- Exercise requirements
Reproduce everything from the start of the entries down to and including the line containing "svg-text:T: T: [42, 718, 45, 724]". Keep each line unchanged.

- A run of entries
::::

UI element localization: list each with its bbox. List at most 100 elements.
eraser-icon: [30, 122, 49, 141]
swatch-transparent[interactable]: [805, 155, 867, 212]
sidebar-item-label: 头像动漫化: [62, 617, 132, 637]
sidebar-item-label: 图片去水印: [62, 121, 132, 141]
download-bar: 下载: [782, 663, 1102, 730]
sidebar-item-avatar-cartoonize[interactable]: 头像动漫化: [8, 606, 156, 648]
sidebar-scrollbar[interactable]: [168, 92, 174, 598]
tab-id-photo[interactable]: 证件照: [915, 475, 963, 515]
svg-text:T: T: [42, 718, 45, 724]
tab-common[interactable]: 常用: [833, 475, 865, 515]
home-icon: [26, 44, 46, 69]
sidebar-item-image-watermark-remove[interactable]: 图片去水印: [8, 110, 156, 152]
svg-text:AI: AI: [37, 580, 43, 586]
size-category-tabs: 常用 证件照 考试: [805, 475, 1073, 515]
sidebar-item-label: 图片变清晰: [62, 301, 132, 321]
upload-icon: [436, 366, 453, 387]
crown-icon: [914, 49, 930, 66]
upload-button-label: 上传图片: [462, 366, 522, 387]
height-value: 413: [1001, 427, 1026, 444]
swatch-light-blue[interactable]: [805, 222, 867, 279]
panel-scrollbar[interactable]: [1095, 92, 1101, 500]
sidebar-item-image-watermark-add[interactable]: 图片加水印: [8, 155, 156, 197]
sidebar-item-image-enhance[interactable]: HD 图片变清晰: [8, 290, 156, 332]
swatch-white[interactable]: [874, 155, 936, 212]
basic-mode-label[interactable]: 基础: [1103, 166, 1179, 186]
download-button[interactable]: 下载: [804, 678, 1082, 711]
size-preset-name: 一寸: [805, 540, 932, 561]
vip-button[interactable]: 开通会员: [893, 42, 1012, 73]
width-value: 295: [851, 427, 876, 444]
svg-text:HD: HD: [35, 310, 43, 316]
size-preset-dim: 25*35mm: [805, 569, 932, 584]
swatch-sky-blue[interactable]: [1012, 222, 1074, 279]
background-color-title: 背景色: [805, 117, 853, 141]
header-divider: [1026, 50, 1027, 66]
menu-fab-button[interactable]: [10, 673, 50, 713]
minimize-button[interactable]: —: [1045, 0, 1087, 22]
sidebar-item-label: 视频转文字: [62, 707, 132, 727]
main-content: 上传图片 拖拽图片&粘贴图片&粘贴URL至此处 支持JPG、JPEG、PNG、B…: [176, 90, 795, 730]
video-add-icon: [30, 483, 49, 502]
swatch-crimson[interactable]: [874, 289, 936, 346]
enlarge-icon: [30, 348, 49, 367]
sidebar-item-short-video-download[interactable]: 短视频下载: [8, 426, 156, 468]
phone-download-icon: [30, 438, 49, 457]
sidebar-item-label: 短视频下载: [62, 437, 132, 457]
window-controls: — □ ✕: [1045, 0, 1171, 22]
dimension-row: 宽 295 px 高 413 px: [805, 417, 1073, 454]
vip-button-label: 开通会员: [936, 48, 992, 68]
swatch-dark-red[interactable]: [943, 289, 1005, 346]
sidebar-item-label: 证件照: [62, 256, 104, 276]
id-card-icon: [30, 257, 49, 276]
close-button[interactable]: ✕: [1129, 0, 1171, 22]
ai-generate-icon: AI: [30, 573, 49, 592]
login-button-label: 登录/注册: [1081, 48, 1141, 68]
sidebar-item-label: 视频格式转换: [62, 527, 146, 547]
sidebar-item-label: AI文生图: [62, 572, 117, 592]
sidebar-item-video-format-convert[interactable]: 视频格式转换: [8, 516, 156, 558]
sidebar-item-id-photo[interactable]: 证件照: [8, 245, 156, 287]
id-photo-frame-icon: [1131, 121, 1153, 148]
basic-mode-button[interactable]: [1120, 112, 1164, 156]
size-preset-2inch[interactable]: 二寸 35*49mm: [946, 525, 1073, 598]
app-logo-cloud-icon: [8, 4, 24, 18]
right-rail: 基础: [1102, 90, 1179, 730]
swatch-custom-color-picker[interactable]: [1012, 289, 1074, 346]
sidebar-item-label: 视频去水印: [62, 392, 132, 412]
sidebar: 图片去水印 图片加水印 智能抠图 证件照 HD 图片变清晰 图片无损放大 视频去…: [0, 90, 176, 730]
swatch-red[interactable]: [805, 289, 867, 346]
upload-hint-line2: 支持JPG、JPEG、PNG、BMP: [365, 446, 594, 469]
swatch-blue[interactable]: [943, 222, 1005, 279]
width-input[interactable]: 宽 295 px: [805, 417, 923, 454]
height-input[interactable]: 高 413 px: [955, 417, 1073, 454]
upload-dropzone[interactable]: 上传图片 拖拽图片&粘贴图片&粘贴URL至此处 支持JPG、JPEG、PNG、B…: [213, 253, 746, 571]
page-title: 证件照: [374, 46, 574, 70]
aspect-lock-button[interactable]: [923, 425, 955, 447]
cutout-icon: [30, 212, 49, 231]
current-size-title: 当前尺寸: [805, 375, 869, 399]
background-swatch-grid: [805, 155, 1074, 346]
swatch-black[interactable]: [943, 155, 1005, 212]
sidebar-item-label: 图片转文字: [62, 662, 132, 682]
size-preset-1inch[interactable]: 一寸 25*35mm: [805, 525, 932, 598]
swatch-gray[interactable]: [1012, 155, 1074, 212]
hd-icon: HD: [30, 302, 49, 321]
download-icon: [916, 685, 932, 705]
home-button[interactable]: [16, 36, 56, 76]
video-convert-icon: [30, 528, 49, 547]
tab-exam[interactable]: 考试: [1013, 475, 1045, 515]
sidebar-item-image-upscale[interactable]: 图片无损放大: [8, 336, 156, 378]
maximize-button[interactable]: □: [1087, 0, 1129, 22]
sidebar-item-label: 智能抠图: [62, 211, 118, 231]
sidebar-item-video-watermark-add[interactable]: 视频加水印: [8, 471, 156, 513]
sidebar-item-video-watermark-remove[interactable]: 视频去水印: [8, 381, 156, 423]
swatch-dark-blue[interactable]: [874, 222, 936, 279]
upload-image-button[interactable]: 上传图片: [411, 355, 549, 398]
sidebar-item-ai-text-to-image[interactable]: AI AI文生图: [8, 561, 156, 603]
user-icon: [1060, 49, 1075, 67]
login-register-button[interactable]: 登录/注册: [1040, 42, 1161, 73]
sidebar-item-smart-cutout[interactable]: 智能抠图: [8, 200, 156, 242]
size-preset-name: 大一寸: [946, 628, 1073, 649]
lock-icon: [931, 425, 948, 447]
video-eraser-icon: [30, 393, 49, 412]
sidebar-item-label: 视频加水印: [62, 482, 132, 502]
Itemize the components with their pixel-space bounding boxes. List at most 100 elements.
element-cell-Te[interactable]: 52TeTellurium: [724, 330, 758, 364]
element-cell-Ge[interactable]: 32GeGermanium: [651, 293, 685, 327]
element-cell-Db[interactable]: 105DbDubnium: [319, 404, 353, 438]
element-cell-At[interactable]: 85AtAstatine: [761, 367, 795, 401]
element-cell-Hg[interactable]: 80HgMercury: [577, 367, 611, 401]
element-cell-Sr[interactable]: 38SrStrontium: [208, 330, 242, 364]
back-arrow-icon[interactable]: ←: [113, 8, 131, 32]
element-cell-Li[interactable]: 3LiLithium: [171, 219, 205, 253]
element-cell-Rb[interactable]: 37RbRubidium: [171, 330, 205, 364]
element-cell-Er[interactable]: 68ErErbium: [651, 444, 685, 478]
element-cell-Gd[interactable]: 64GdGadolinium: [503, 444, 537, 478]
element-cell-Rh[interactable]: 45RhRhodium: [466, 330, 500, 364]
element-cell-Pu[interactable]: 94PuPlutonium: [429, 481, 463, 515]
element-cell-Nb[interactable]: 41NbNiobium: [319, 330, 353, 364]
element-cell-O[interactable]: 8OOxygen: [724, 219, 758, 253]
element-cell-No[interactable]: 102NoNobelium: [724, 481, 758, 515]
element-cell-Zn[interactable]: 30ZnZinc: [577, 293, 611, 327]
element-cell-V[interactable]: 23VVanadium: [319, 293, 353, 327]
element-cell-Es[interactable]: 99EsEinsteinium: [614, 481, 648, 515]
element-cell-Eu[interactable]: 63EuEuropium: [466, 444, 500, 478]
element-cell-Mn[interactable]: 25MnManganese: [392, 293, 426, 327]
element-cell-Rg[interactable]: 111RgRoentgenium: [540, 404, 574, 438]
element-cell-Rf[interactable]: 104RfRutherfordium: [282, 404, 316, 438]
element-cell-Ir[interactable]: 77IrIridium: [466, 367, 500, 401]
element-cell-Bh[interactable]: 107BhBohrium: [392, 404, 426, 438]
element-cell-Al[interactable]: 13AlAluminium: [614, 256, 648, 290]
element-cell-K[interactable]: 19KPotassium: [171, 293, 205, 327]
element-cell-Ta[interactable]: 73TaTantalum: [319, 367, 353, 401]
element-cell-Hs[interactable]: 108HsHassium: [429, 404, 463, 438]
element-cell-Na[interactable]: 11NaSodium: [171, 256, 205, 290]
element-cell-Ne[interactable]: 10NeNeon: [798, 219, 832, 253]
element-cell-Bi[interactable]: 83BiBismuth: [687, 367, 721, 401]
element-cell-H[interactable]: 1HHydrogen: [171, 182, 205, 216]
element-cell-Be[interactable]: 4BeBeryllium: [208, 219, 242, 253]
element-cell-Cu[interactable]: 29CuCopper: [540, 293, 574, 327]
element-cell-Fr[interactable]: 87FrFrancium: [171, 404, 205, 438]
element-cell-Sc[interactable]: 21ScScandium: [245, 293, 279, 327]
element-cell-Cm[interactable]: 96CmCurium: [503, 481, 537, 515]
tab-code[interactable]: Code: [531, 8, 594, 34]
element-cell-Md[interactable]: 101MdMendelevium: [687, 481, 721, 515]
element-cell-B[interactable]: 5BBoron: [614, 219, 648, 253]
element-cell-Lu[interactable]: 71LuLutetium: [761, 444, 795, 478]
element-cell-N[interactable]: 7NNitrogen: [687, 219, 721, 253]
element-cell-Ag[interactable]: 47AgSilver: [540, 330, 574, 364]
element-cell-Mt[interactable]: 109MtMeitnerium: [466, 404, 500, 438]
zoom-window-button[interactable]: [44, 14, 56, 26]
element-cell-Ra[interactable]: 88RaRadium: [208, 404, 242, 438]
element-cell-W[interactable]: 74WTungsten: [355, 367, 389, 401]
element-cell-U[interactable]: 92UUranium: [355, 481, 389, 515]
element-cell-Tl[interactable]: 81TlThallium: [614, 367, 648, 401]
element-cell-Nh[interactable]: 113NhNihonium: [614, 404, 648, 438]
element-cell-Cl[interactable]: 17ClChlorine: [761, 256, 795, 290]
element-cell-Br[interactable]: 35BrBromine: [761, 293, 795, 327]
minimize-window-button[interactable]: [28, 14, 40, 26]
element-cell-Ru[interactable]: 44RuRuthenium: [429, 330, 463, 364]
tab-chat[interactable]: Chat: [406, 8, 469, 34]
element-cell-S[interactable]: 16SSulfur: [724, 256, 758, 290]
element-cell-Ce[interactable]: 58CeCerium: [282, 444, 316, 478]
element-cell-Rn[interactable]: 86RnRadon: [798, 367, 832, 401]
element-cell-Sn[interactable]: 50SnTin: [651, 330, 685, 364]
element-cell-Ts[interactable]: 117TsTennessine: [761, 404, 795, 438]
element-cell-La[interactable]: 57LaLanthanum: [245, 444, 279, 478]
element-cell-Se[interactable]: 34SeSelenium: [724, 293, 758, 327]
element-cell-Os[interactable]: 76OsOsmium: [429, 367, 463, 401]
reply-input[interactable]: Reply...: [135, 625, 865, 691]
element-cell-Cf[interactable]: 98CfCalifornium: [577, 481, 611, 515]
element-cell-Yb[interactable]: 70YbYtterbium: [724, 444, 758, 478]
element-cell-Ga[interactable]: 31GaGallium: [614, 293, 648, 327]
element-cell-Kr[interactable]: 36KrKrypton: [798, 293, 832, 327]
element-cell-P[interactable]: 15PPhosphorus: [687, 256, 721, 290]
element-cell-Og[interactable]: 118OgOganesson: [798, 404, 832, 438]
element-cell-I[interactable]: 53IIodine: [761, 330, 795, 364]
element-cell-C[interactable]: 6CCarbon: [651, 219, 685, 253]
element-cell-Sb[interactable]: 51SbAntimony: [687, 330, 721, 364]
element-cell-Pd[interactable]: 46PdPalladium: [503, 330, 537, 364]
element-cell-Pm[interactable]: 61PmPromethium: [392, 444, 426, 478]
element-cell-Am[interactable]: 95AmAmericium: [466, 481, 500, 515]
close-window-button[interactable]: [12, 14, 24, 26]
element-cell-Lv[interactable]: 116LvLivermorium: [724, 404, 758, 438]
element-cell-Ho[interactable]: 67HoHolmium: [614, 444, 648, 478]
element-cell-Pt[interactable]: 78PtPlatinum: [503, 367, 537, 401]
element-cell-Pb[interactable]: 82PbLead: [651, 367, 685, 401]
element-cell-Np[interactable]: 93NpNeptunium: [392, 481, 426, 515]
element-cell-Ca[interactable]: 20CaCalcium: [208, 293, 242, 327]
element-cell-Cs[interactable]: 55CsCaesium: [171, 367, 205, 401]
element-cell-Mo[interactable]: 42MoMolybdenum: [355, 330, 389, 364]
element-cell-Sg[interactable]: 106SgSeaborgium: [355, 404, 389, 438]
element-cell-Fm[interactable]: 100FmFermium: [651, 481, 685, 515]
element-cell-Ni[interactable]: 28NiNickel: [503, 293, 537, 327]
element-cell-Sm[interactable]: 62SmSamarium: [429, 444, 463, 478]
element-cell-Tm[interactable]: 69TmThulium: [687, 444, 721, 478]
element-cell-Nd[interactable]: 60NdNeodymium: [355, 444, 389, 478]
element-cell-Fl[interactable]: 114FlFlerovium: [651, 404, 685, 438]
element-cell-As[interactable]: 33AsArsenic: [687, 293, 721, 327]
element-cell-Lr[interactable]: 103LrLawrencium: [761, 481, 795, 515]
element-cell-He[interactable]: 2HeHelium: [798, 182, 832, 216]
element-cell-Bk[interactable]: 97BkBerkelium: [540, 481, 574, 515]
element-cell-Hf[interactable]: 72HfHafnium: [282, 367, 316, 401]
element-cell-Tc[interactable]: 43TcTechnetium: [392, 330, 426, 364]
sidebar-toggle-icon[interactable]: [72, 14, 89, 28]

::::

- Reply
UI element localization: list each with its bbox. List at most 100 elements.
eraser-icon: [30, 122, 49, 141]
swatch-transparent[interactable]: [805, 155, 867, 212]
sidebar-item-label: 头像动漫化: [62, 617, 132, 637]
sidebar-item-label: 图片去水印: [62, 121, 132, 141]
download-bar: 下载: [782, 663, 1102, 730]
sidebar-item-avatar-cartoonize[interactable]: 头像动漫化: [8, 606, 156, 648]
sidebar-scrollbar[interactable]: [168, 92, 174, 598]
tab-id-photo[interactable]: 证件照: [915, 475, 963, 515]
svg-text:T: T: [42, 718, 45, 724]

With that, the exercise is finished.